Stated goal
Scan the data for "this" and copy the lines it appears in.

Stored data entries:
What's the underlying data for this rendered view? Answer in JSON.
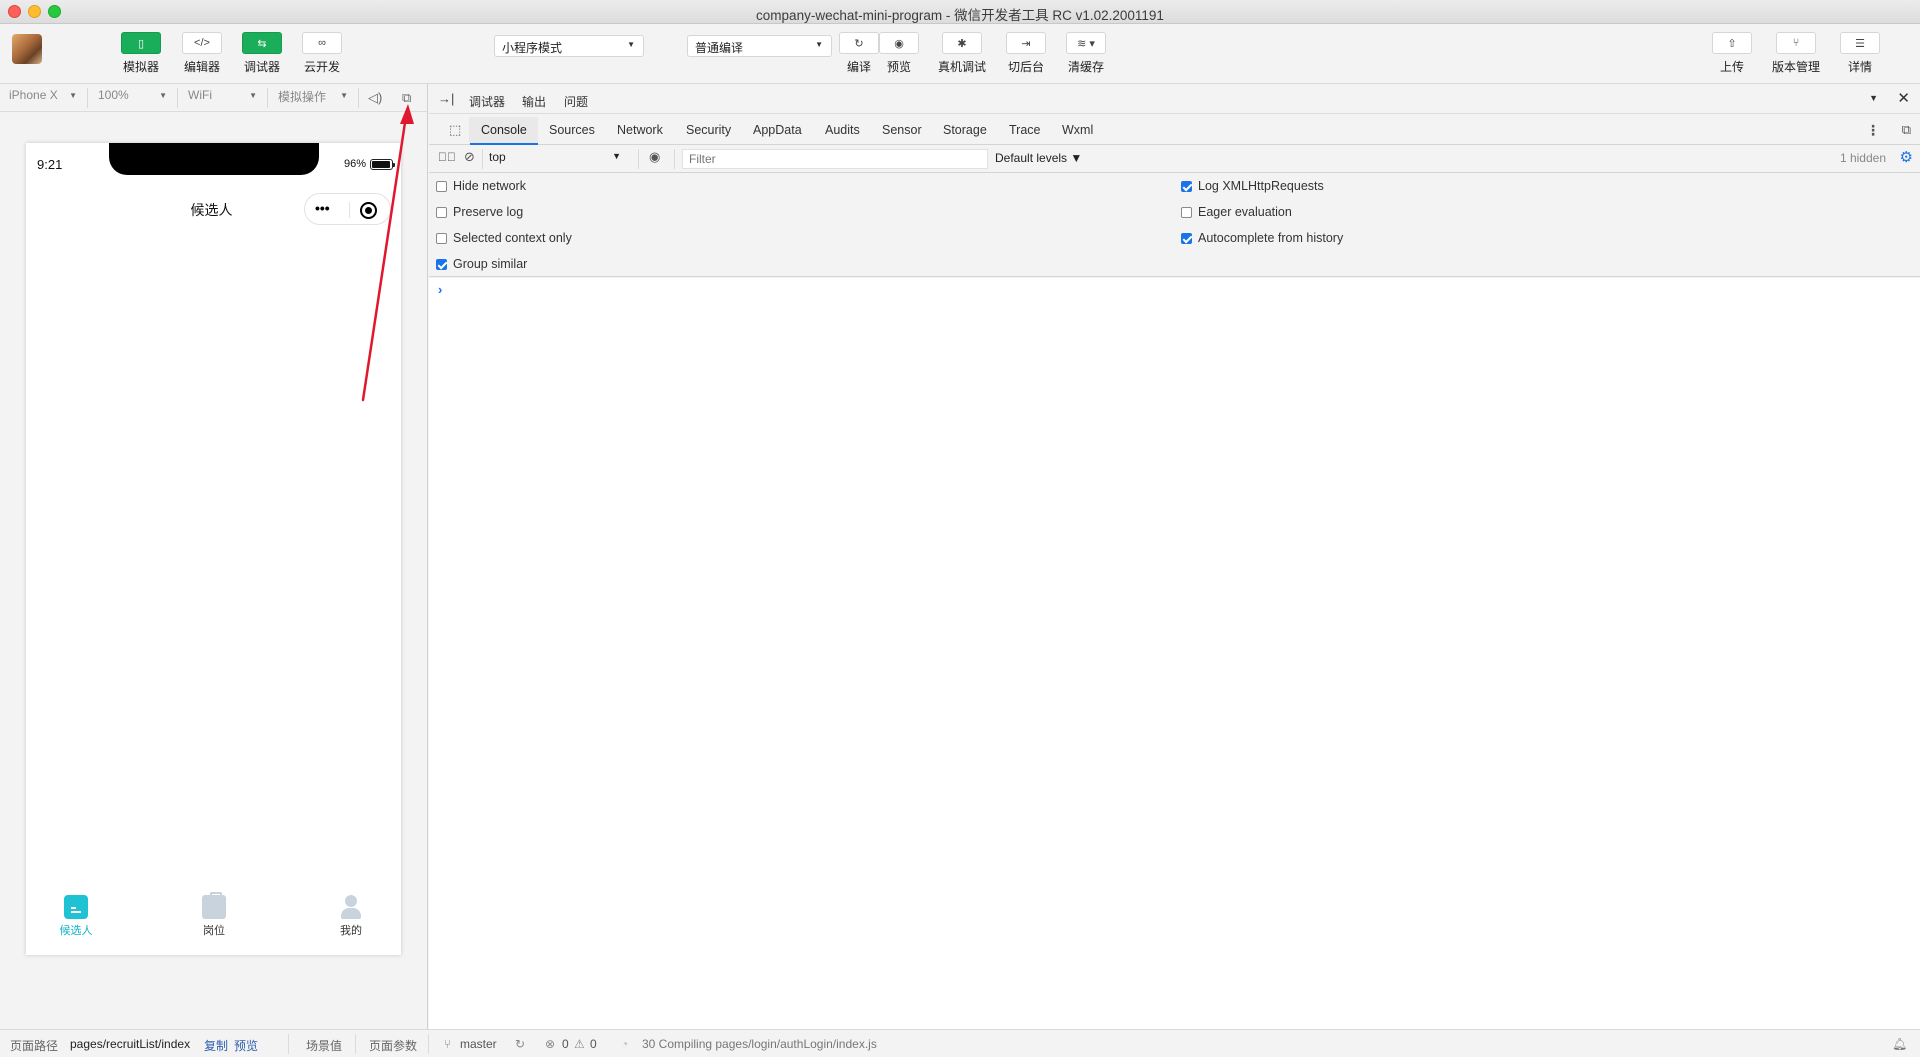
{
  "window": {
    "title": "company-wechat-mini-program - 微信开发者工具 RC v1.02.2001191"
  },
  "toolbar": {
    "simulator": "模拟器",
    "editor": "编辑器",
    "debugger": "调试器",
    "cloud": "云开发",
    "mode_select": "小程序模式",
    "compile_select": "普通编译",
    "compile": "编译",
    "preview": "预览",
    "remote_debug": "真机调试",
    "background": "切后台",
    "clear_cache": "清缓存",
    "upload": "上传",
    "version": "版本管理",
    "details": "详情",
    "editor_glyph": "</>"
  },
  "simbar": {
    "device": "iPhone X",
    "zoom": "100%",
    "network": "WiFi",
    "operation": "模拟操作"
  },
  "phone": {
    "time": "9:21",
    "battery": "96%",
    "battery_level": 0.96,
    "nav_title": "候选人",
    "capsule_dots": "•••",
    "tabs": [
      {
        "label": "候选人",
        "icon": "document-icon",
        "active": true
      },
      {
        "label": "岗位",
        "icon": "briefcase-icon",
        "active": false
      },
      {
        "label": "我的",
        "icon": "person-icon",
        "active": false
      }
    ]
  },
  "devtools": {
    "header_tabs": [
      "调试器",
      "输出",
      "问题"
    ],
    "panel_tabs": [
      "Console",
      "Sources",
      "Network",
      "Security",
      "AppData",
      "Audits",
      "Sensor",
      "Storage",
      "Trace",
      "Wxml"
    ],
    "context": "top",
    "filter_placeholder": "Filter",
    "levels": "Default levels ▼",
    "hidden": "1 hidden",
    "options_left": [
      {
        "label": "Hide network",
        "checked": false
      },
      {
        "label": "Preserve log",
        "checked": false
      },
      {
        "label": "Selected context only",
        "checked": false
      },
      {
        "label": "Group similar",
        "checked": true
      }
    ],
    "options_right": [
      {
        "label": "Log XMLHttpRequests",
        "checked": true
      },
      {
        "label": "Eager evaluation",
        "checked": false
      },
      {
        "label": "Autocomplete from history",
        "checked": true
      }
    ],
    "prompt": "›"
  },
  "statusbar": {
    "page_path_label": "页面路径",
    "page_path": "pages/recruitList/index",
    "copy": "复制",
    "preview": "预览",
    "scene": "场景值",
    "params": "页面参数",
    "branch": "master",
    "errors": "0",
    "warnings": "0",
    "compiling": "30 Compiling pages/login/authLogin/index.js"
  },
  "colors": {
    "accent_green": "#1aad5a",
    "tab_active": "#12b5c7",
    "devtools_blue": "#1a73e8",
    "annotation_arrow": "#e0182d"
  }
}
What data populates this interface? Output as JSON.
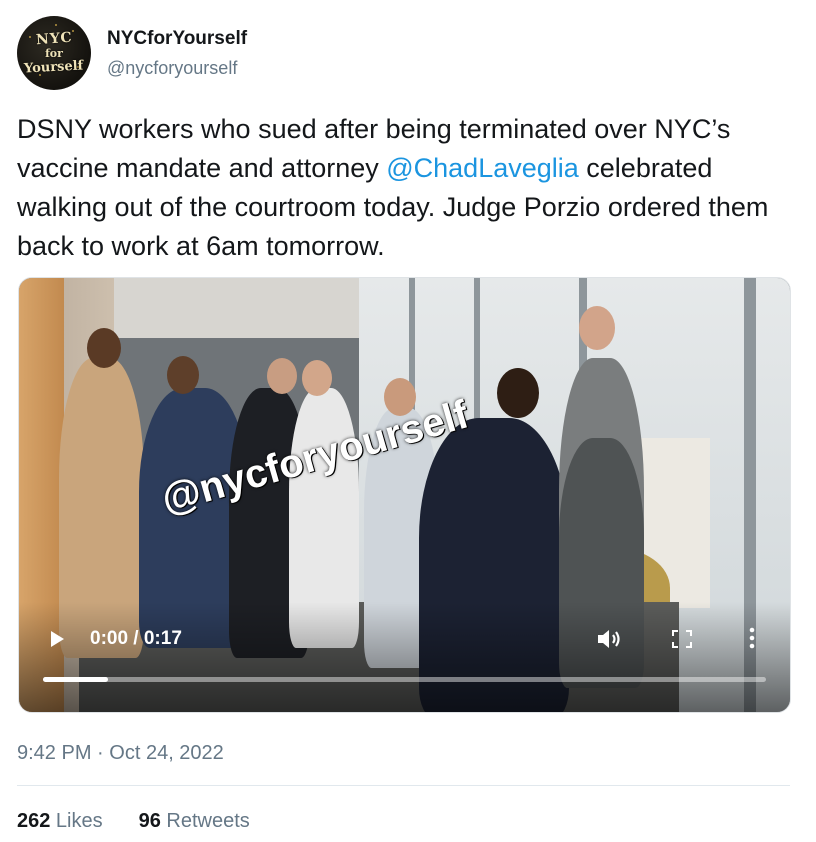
{
  "author": {
    "display_name": "NYCforYourself",
    "handle": "@nycforyourself",
    "avatar_lines": [
      "NYC",
      "for",
      "Yourself"
    ]
  },
  "tweet": {
    "text_before": "DSNY workers who sued after being terminated over NYC’s vaccine mandate and attorney ",
    "mention": "@ChadLaveglia",
    "text_after": " celebrated walking out of the courtroom today. Judge Porzio ordered them back to work at 6am tomorrow."
  },
  "video": {
    "watermark": "@nycforyourself",
    "time": "0:00 / 0:17",
    "progress_fraction": 0.09,
    "icons": [
      "play-icon",
      "volume-icon",
      "fullscreen-icon",
      "more-options-icon"
    ]
  },
  "meta": {
    "time": "9:42 PM",
    "separator": "·",
    "date": "Oct 24, 2022"
  },
  "stats": {
    "likes_count": "262",
    "likes_label": " Likes",
    "retweets_count": "96",
    "retweets_label": " Retweets"
  },
  "colors": {
    "mention": "#1b95e0",
    "secondary_text": "#657786",
    "primary_text": "#14171a"
  }
}
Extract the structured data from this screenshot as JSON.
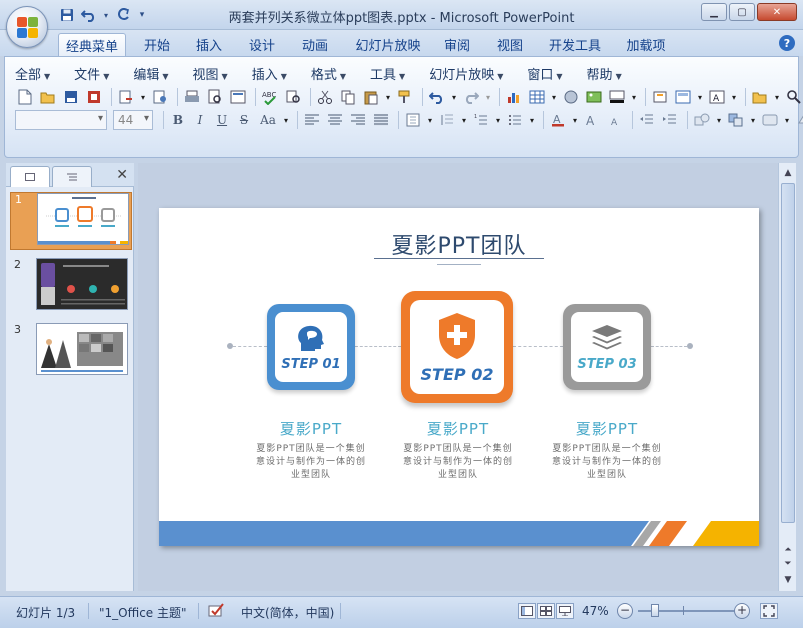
{
  "window": {
    "title": "两套并列关系微立体ppt图表.pptx - Microsoft PowerPoint"
  },
  "ribbon_tabs": [
    {
      "label": "经典菜单",
      "active": true
    },
    {
      "label": "开始"
    },
    {
      "label": "插入"
    },
    {
      "label": "设计"
    },
    {
      "label": "动画"
    },
    {
      "label": "幻灯片放映"
    },
    {
      "label": "审阅"
    },
    {
      "label": "视图"
    },
    {
      "label": "开发工具"
    },
    {
      "label": "加载项"
    }
  ],
  "menus": [
    "全部",
    "文件",
    "编辑",
    "视图",
    "插入",
    "格式",
    "工具",
    "幻灯片放映",
    "窗口",
    "帮助"
  ],
  "font": {
    "name_value": "",
    "size_value": "44"
  },
  "format_buttons": {
    "bold": "B",
    "italic": "I",
    "underline": "U",
    "strike": "S",
    "case": "Aa"
  },
  "slides_panel": {
    "slides": [
      {
        "number": "1",
        "selected": true
      },
      {
        "number": "2"
      },
      {
        "number": "3"
      }
    ]
  },
  "slide": {
    "title": "夏影PPT团队",
    "steps": [
      {
        "label": "STEP 01",
        "color": "#4a8fd0",
        "title": "夏影PPT",
        "desc": "夏影PPT团队是一个集创意设计与制作为一体的创业型团队",
        "icon": "head-speech-icon"
      },
      {
        "label": "STEP 02",
        "color": "#ee7a2a",
        "title": "夏影PPT",
        "desc": "夏影PPT团队是一个集创意设计与制作为一体的创业型团队",
        "icon": "shield-plus-icon"
      },
      {
        "label": "STEP 03",
        "color": "#9a9a9a",
        "title": "夏影PPT",
        "desc": "夏影PPT团队是一个集创意设计与制作为一体的创业型团队",
        "icon": "layers-icon"
      }
    ],
    "colors": {
      "step_text": "#49a9c9",
      "band_blue": "#5a90cf",
      "band_orange": "#ee7a2a",
      "band_gray": "#a7a7a7",
      "band_yellow": "#f5b300"
    }
  },
  "status": {
    "slide_info": "幻灯片 1/3",
    "theme": "\"1_Office 主题\"",
    "language": "中文(简体，中国)",
    "zoom": "47%"
  }
}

Complete output
What's the underlying data for this rendered view? Answer in JSON.
What data populates this interface? Output as JSON.
Extract the structured data from this screenshot as JSON.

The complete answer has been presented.